* [DATA FOR THIS TASK]
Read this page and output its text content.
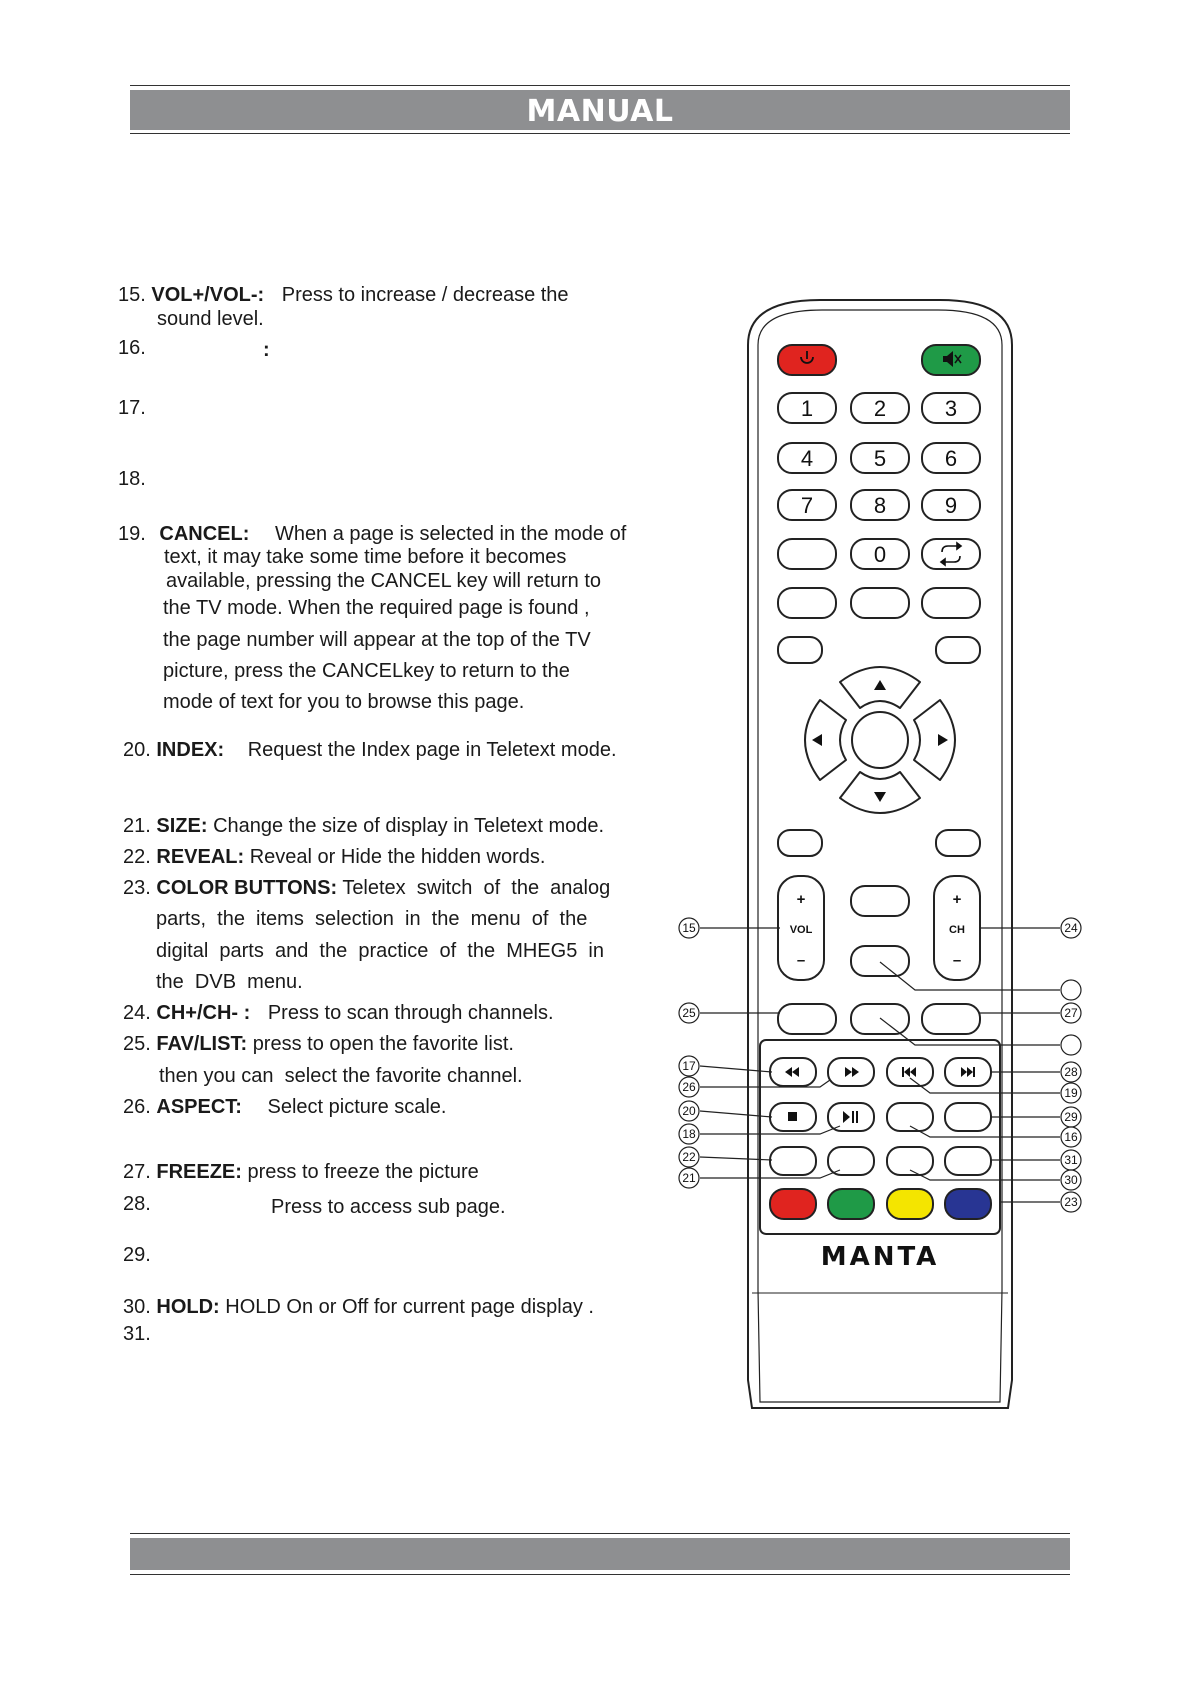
MANUAL
15. VOL+/VOL-: Press to increase / decrease the
sound level.
16.	:
17.
18.
19. CANCEL: When a page is selected in the mode of
text, it may take some time before it becomes
available, pressing the CANCEL key will return to
the TV mode. When the required page is found ,
the page number will appear at the top of the TV
picture, press the CANCELkey to return to the
mode of text for you to browse this page.
20. INDEX: Request the Index page in Teletext mode.
21. SIZE: Change the size of display in Teletext mode.
22. REVEAL: Reveal or Hide the hidden words.
23. COLOR BUTTONS: Teletex  switch  of  the  analog
parts,  the  items  selection  in  the  menu  of  the
digital  parts  and  the  practice  of  the  MHEG5  in
the  DVB  menu.
24. CH+/CH- : Press to scan through channels.
25. FAV/LIST: press to open the favorite list.
then you can  select the favorite channel.
26. ASPECT: Select picture scale.
27. FREEZE: press to freeze the picture
28.	Press to access sub page.
29.
30. HOLD: HOLD On or Off for current page display .
31.
1	2	3
4	5	6
7	8	9
0
+
VOL
–
+
CH
–
MANTA
15	24
25	27
17	28
26	19
20	29
18	16
22	31
21	30
23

* [DIRECTIVE]
Leave out all pictures, then copy the remaining material exactly.

* [WRITTEN SOLUTION]
Read this page and output its text content.
MANUAL
15. VOL+/VOL-: Press to increase / decrease the
sound level.
16.	:
17.
18.
19. CANCEL: When a page is selected in the mode of
text, it may take some time before it becomes
available, pressing the CANCEL key will return to
the TV mode. When the required page is found ,
the page number will appear at the top of the TV
picture, press the CANCELkey to return to the
mode of text for you to browse this page.
20. INDEX: Request the Index page in Teletext mode.
21. SIZE: Change the size of display in Teletext mode.
22. REVEAL: Reveal or Hide the hidden words.
23. COLOR BUTTONS: Teletex  switch  of  the  analog
parts,  the  items  selection  in  the  menu  of  the
digital  parts  and  the  practice  of  the  MHEG5  in
the  DVB  menu.
24. CH+/CH- : Press to scan through channels.
25. FAV/LIST: press to open the favorite list.
then you can  select the favorite channel.
26. ASPECT: Select picture scale.
27. FREEZE: press to freeze the picture
28.	Press to access sub page.
29.
30. HOLD: HOLD On or Off for current page display .
31.
1	2	3
4	5	6
7	8	9
0
+
VOL
–
+
CH
–
MANTA
15	24
25	27
17	28
26	19
20	29
18	16
22	31
21	30
23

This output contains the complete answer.